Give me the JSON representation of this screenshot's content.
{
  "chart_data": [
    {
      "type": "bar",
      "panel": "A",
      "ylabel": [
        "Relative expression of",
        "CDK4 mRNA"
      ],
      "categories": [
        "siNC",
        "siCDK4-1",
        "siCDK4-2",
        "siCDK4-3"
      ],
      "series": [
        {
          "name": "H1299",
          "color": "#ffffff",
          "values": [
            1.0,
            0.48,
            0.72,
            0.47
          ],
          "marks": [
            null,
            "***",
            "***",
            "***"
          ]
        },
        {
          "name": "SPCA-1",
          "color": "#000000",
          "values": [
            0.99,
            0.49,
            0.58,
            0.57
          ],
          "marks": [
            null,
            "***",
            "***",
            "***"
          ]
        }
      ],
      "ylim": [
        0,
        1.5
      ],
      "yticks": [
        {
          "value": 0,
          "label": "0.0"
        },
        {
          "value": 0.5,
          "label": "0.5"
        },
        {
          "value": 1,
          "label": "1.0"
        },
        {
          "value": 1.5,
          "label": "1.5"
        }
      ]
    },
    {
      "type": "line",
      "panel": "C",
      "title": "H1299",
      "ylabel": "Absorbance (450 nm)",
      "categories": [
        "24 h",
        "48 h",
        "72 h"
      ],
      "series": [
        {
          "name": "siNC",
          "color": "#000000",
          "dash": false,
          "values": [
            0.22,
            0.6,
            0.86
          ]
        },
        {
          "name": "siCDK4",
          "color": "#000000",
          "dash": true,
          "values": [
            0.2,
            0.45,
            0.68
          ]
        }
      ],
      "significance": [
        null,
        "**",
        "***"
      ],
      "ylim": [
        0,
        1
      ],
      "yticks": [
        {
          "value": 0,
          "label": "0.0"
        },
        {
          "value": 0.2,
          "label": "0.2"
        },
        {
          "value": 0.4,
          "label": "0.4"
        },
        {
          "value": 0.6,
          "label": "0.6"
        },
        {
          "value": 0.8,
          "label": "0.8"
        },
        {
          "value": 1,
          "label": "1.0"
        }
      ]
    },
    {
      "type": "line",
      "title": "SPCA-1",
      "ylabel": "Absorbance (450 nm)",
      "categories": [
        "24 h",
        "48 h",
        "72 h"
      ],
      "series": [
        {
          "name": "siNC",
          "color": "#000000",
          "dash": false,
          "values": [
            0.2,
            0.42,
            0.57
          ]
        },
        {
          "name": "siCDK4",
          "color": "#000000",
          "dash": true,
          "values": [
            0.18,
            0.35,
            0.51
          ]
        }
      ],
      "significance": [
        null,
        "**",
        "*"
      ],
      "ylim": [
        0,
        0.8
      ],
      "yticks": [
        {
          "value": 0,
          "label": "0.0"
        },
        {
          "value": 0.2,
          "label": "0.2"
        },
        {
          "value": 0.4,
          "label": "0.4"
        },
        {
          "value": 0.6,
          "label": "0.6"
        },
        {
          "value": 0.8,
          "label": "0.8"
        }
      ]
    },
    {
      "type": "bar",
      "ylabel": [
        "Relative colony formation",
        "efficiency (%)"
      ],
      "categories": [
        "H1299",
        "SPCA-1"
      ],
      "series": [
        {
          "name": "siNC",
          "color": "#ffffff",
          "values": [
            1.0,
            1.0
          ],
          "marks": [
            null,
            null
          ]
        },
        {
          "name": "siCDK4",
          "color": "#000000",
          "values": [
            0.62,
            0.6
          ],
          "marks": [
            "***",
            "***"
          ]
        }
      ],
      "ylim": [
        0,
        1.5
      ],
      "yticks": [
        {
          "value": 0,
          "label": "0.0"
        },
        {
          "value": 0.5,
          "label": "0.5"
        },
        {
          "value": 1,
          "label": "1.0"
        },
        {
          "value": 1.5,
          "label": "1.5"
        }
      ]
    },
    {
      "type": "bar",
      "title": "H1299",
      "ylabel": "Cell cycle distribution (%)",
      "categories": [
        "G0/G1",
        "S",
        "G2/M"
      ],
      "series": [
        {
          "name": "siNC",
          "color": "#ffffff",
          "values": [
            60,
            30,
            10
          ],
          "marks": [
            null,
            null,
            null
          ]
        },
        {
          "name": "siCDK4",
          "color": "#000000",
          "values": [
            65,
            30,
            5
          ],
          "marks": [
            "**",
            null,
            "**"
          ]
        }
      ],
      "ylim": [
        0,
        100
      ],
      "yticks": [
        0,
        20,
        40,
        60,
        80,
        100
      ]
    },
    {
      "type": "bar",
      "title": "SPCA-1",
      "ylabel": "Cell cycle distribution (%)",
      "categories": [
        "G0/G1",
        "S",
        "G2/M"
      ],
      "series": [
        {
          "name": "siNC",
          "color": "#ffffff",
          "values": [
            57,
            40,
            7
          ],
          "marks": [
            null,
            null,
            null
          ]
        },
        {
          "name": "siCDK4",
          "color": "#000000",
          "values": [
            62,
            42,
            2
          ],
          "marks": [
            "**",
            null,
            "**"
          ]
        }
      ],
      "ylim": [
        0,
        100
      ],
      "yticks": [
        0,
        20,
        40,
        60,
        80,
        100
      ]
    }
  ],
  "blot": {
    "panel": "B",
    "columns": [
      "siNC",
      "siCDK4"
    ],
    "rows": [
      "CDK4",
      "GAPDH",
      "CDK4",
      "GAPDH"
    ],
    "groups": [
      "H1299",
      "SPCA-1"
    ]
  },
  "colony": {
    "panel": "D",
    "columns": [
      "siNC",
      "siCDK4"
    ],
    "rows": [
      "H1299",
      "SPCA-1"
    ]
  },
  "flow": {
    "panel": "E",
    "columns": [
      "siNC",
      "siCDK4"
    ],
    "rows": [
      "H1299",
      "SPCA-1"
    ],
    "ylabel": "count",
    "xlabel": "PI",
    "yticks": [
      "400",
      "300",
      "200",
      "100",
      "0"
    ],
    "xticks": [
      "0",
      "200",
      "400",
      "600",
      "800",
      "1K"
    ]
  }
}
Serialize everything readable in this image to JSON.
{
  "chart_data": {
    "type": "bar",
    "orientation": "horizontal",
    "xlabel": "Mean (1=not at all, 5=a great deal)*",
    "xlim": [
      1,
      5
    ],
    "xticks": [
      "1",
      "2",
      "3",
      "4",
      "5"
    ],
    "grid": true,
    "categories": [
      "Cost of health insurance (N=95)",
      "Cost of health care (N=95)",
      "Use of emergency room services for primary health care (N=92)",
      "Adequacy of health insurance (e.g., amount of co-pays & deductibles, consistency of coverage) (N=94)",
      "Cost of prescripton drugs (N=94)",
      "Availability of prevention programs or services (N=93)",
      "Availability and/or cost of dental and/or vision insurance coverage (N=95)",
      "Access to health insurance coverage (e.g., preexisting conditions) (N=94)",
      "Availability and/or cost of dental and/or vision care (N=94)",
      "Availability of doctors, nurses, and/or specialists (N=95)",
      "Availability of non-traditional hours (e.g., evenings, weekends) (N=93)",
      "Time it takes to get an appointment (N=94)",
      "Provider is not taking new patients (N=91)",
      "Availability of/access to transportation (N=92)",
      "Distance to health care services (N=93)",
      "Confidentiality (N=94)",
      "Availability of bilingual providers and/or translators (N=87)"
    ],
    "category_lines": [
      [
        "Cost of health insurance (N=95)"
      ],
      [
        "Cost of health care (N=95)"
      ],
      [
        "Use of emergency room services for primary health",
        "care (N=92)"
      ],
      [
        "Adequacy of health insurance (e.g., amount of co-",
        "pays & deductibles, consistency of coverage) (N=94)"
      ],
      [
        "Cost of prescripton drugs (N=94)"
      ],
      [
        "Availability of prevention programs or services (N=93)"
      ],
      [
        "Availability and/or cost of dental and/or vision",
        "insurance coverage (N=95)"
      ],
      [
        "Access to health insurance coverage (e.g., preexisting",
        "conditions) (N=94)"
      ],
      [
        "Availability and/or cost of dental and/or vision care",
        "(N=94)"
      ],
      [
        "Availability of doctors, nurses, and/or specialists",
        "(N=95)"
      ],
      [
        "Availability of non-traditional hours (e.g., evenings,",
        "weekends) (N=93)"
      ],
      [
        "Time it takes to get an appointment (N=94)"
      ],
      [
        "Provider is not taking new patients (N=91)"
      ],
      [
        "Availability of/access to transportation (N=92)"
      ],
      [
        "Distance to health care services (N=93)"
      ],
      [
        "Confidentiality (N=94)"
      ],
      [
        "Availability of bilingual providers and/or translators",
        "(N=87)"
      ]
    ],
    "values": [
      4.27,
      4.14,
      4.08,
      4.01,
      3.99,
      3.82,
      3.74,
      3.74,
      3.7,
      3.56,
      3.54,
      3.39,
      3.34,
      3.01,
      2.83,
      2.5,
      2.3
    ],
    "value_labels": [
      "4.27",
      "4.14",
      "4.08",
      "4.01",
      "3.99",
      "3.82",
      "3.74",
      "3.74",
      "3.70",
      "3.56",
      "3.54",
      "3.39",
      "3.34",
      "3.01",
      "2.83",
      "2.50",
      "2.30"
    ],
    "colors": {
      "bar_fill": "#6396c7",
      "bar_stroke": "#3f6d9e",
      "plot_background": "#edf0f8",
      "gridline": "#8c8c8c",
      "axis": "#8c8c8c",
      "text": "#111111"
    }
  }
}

════

### [YOUR TASK]
Copy all lines of the preceding data that hold the word "appointment".

### [RESULT OF THIS EXERCISE]
      "Time it takes to get an appointment (N=94)",
        "Time it takes to get an appointment (N=94)"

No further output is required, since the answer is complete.